» **Directions for this task**
Some lines in the listing below may include the string "HAVEN". How many are there? Give only the number.

[Data records]
- - - - -
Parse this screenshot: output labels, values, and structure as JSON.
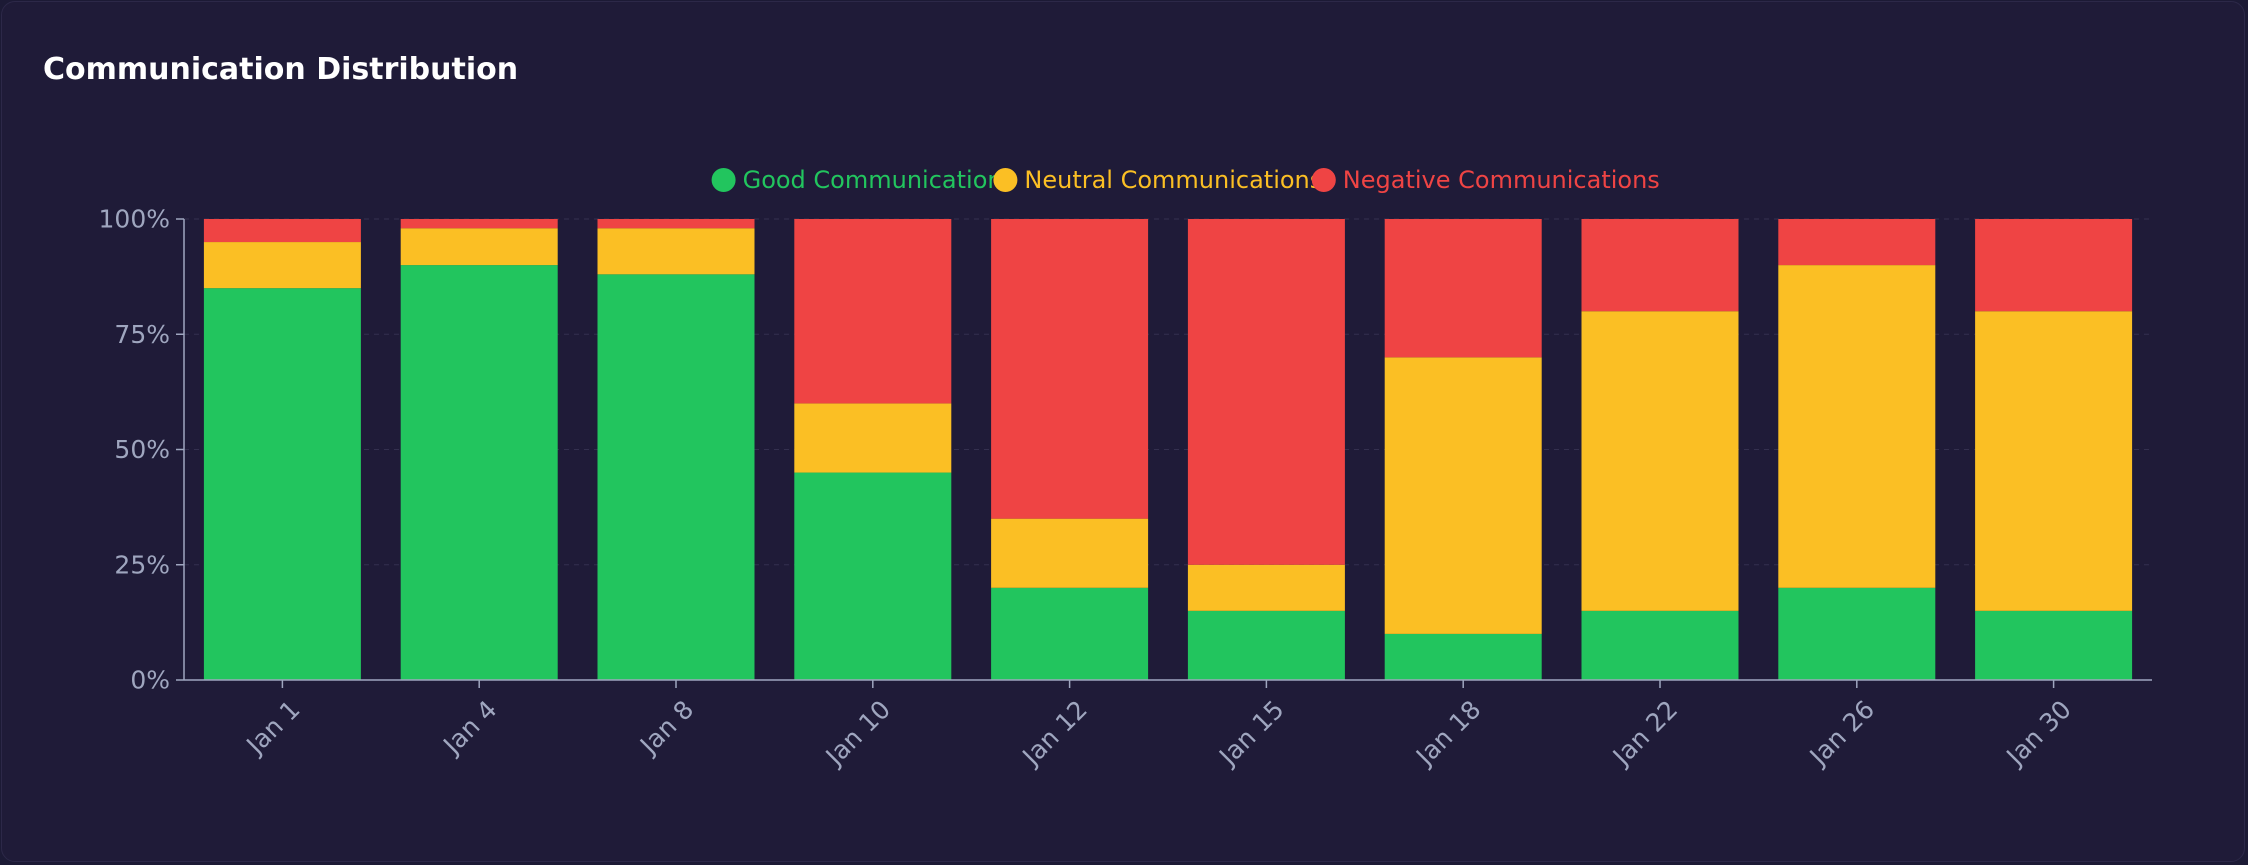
{
  "card": {
    "title": "Communication Distribution"
  },
  "colors": {
    "background": "#1f1b38",
    "good": "#22c55e",
    "neutral": "#fbbf24",
    "negative": "#ef4444",
    "axis": "#9fa6bf",
    "grid": "#34304f"
  },
  "chart_data": {
    "type": "bar",
    "stacked": true,
    "title": "Communication Distribution",
    "xlabel": "",
    "ylabel": "",
    "ylim": [
      0,
      100
    ],
    "y_ticks": [
      "0%",
      "25%",
      "50%",
      "75%",
      "100%"
    ],
    "y_tick_values": [
      0,
      25,
      50,
      75,
      100
    ],
    "grid": true,
    "legend_position": "top-center",
    "categories": [
      "Jan 1",
      "Jan 4",
      "Jan 8",
      "Jan 10",
      "Jan 12",
      "Jan 15",
      "Jan 18",
      "Jan 22",
      "Jan 26",
      "Jan 30"
    ],
    "series": [
      {
        "name": "Good Communications",
        "color": "#22c55e",
        "values": [
          85,
          90,
          88,
          45,
          20,
          15,
          10,
          15,
          20,
          15
        ]
      },
      {
        "name": "Neutral Communications",
        "color": "#fbbf24",
        "values": [
          10,
          8,
          10,
          15,
          15,
          10,
          60,
          65,
          70,
          65
        ]
      },
      {
        "name": "Negative Communications",
        "color": "#ef4444",
        "values": [
          5,
          2,
          2,
          40,
          65,
          75,
          30,
          20,
          10,
          20
        ]
      }
    ]
  }
}
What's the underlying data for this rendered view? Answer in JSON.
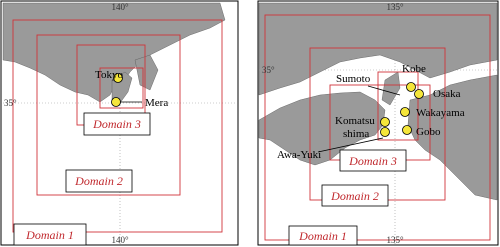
{
  "panels": [
    {
      "ticks": {
        "top": "140°",
        "bottom": "140°",
        "left": "35°"
      },
      "places": [
        "Tokyo",
        "Mera"
      ],
      "domains": [
        "Domain 3",
        "Domain 2",
        "Domain 1"
      ]
    },
    {
      "ticks": {
        "top": "135°",
        "bottom": "135°",
        "left": "35°"
      },
      "places": [
        "Sumoto",
        "Kobe",
        "Osaka",
        "Komatsu",
        "shima",
        "Wakayama",
        "Gobo",
        "Awa-Yuki"
      ],
      "domains": [
        "Domain 3",
        "Domain 2",
        "Domain 1"
      ]
    }
  ]
}
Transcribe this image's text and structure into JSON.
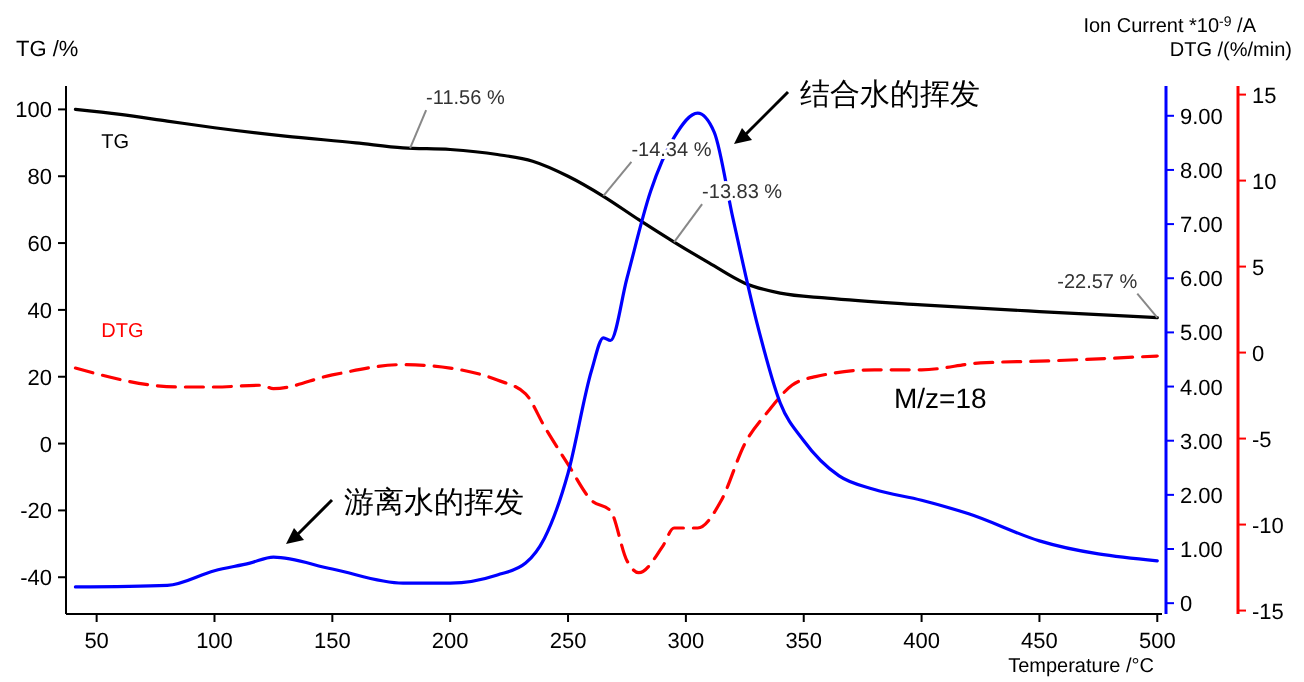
{
  "chart_data": {
    "type": "line",
    "xlabel": "Temperature /°C",
    "ylabel": "TG /%",
    "y2label": "Ion Current *10$^{-9}$ /A",
    "y3label": "DTG /(%/min)",
    "xlim": [
      37,
      502
    ],
    "xticks": [
      50,
      100,
      150,
      200,
      250,
      300,
      350,
      400,
      450,
      500
    ],
    "ylim": [
      -51,
      107
    ],
    "yticks": [
      -40,
      -20,
      0,
      20,
      40,
      60,
      80,
      100
    ],
    "y2lim": [
      -0.2,
      9.55
    ],
    "y2ticks": [
      {
        "value": 0,
        "label": "0"
      },
      {
        "value": 1,
        "label": "1.00"
      },
      {
        "value": 2,
        "label": "2.00"
      },
      {
        "value": 3,
        "label": "3.00"
      },
      {
        "value": 4,
        "label": "4.00"
      },
      {
        "value": 5,
        "label": "5.00"
      },
      {
        "value": 6,
        "label": "6.00"
      },
      {
        "value": 7,
        "label": "7.00"
      },
      {
        "value": 8,
        "label": "8.00"
      },
      {
        "value": 9,
        "label": "9.00"
      }
    ],
    "y3lim": [
      -15.2,
      15.5
    ],
    "y3ticks": [
      -15,
      -10,
      -5,
      0,
      5,
      10,
      15
    ],
    "grid": false,
    "series": [
      {
        "name": "TG",
        "color": "#000000",
        "axis": "y",
        "line_style": "solid",
        "x": [
          41,
          60,
          80,
          100,
          130,
          160,
          180,
          200,
          220,
          235,
          250,
          265,
          280,
          295,
          310,
          325,
          340,
          360,
          400,
          450,
          500
        ],
        "values": [
          100,
          98.5,
          96.5,
          94.5,
          92,
          90,
          88.5,
          88,
          86.5,
          84.5,
          80,
          74,
          67,
          60.3,
          54,
          48,
          45,
          43.5,
          41.5,
          39.5,
          37.7
        ]
      },
      {
        "name": "DTG",
        "color": "#ff0000",
        "axis": "y3",
        "line_style": "dashed",
        "x": [
          41,
          85,
          100,
          120,
          125,
          150,
          180,
          200,
          220,
          232,
          240,
          250,
          260,
          268,
          275,
          280,
          290,
          295,
          305,
          315,
          325,
          335,
          345,
          355,
          380,
          400,
          425,
          450,
          500
        ],
        "values": [
          -0.9,
          -2,
          -2,
          -1.9,
          -2.1,
          -1.3,
          -0.7,
          -0.9,
          -1.6,
          -2.4,
          -4.3,
          -6.5,
          -8.6,
          -9.2,
          -12.1,
          -12.8,
          -11.3,
          -10.2,
          -10.2,
          -8.6,
          -5.3,
          -3.4,
          -1.9,
          -1.4,
          -1,
          -1,
          -0.6,
          -0.5,
          -0.2
        ]
      },
      {
        "color": "#0000ff",
        "axis": "y2",
        "line_style": "solid",
        "x": [
          41,
          80,
          100,
          115,
          125,
          150,
          180,
          200,
          220,
          232,
          240,
          250,
          260,
          265,
          268,
          275,
          285,
          295,
          305,
          312,
          320,
          330,
          340,
          350,
          365,
          380,
          400,
          420,
          450,
          500
        ],
        "values": [
          0.3,
          0.33,
          0.6,
          0.74,
          0.85,
          0.63,
          0.37,
          0.37,
          0.52,
          0.74,
          1.2,
          2.4,
          4.3,
          4.9,
          4.85,
          6,
          7.6,
          8.6,
          9.05,
          8.7,
          7.1,
          5.2,
          3.7,
          3,
          2.35,
          2.1,
          1.9,
          1.65,
          1.15,
          0.78
        ]
      }
    ],
    "annotations": [
      {
        "text": "-11.56 %",
        "x": 183,
        "y": 88.4
      },
      {
        "text": "-14.34 %",
        "x": 265,
        "y": 74.1
      },
      {
        "text": "-13.83 %",
        "x": 295,
        "y": 60.3
      },
      {
        "text": "-22.57 %",
        "x": 500,
        "y": 37.7
      },
      "结合水的挥发",
      "游离水的挥发",
      "M/z=18"
    ]
  }
}
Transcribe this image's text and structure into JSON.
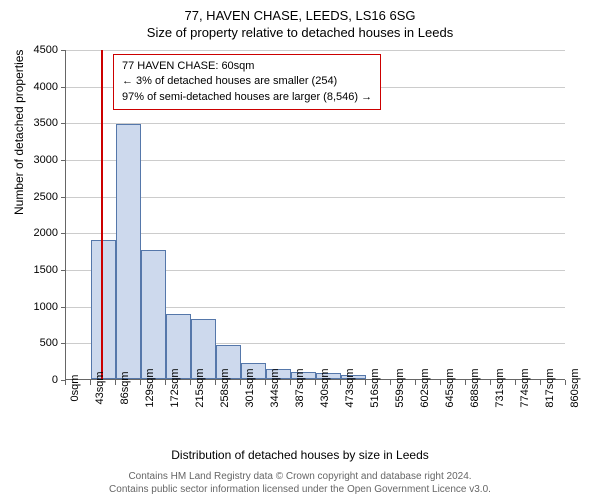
{
  "title_main": "77, HAVEN CHASE, LEEDS, LS16 6SG",
  "title_sub": "Size of property relative to detached houses in Leeds",
  "y_label": "Number of detached properties",
  "x_label": "Distribution of detached houses by size in Leeds",
  "chart": {
    "type": "histogram",
    "ylim": [
      0,
      4500
    ],
    "ytick_step": 500,
    "yticks": [
      0,
      500,
      1000,
      1500,
      2000,
      2500,
      3000,
      3500,
      4000,
      4500
    ],
    "xticks": [
      "0sqm",
      "43sqm",
      "86sqm",
      "129sqm",
      "172sqm",
      "215sqm",
      "258sqm",
      "301sqm",
      "344sqm",
      "387sqm",
      "430sqm",
      "473sqm",
      "516sqm",
      "559sqm",
      "602sqm",
      "645sqm",
      "688sqm",
      "731sqm",
      "774sqm",
      "817sqm",
      "860sqm"
    ],
    "bar_values": [
      0,
      1900,
      3480,
      1760,
      880,
      820,
      460,
      220,
      130,
      100,
      80,
      60,
      0,
      0,
      0,
      0,
      0,
      0,
      0,
      0
    ],
    "bar_fill": "#cdd9ed",
    "bar_stroke": "#5577aa",
    "grid_color": "#cccccc",
    "background_color": "#ffffff",
    "marker_position_sqm": 60,
    "marker_color": "#cc0000",
    "x_range_sqm": [
      0,
      860
    ]
  },
  "legend": {
    "line1": "77 HAVEN CHASE: 60sqm",
    "line2": "← 3% of detached houses are smaller (254)",
    "line3": "97% of semi-detached houses are larger (8,546) →",
    "border_color": "#cc0000"
  },
  "footer": {
    "line1": "Contains HM Land Registry data © Crown copyright and database right 2024.",
    "line2": "Contains public sector information licensed under the Open Government Licence v3.0."
  }
}
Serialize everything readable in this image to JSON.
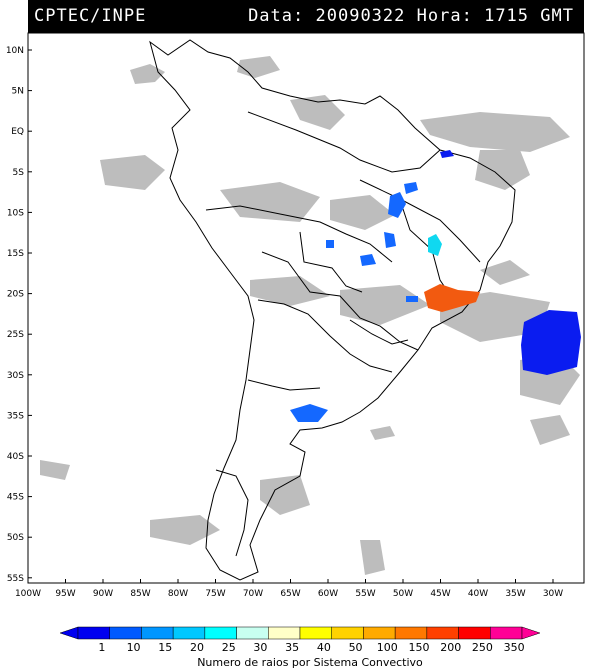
{
  "header": {
    "agency": "CPTEC/INPE",
    "date_label": "Data:",
    "date_value": "20090322",
    "time_label": "Hora:",
    "time_value": "1715",
    "tz": "GMT"
  },
  "map": {
    "lat_labels": [
      "10N",
      "5N",
      "EQ",
      "5S",
      "10S",
      "15S",
      "20S",
      "25S",
      "30S",
      "35S",
      "40S",
      "45S",
      "50S",
      "55S"
    ],
    "lon_labels": [
      "100W",
      "95W",
      "90W",
      "85W",
      "80W",
      "75W",
      "70W",
      "65W",
      "60W",
      "55W",
      "50W",
      "45W",
      "40W",
      "35W",
      "30W"
    ],
    "colors": {
      "land_outline": "#000000",
      "cloud": "#bdbdbd",
      "low_activity": "#0a1cf0",
      "mid_activity": "#1468ff",
      "cyan_activity": "#10d8f0",
      "high_activity": "#f25a10"
    }
  },
  "colorbar": {
    "ticks": [
      "1",
      "10",
      "15",
      "20",
      "25",
      "30",
      "35",
      "40",
      "50",
      "100",
      "150",
      "200",
      "250",
      "350"
    ],
    "colors": [
      "#0000f0",
      "#005aff",
      "#0096ff",
      "#00c8ff",
      "#00ffff",
      "#c8fff0",
      "#ffffc8",
      "#ffff00",
      "#ffd200",
      "#ffaa00",
      "#ff7800",
      "#ff4000",
      "#ff0000",
      "#ff0096"
    ],
    "title": "Numero de raios por Sistema Convectivo"
  }
}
- - - - -
» **The completed task**
2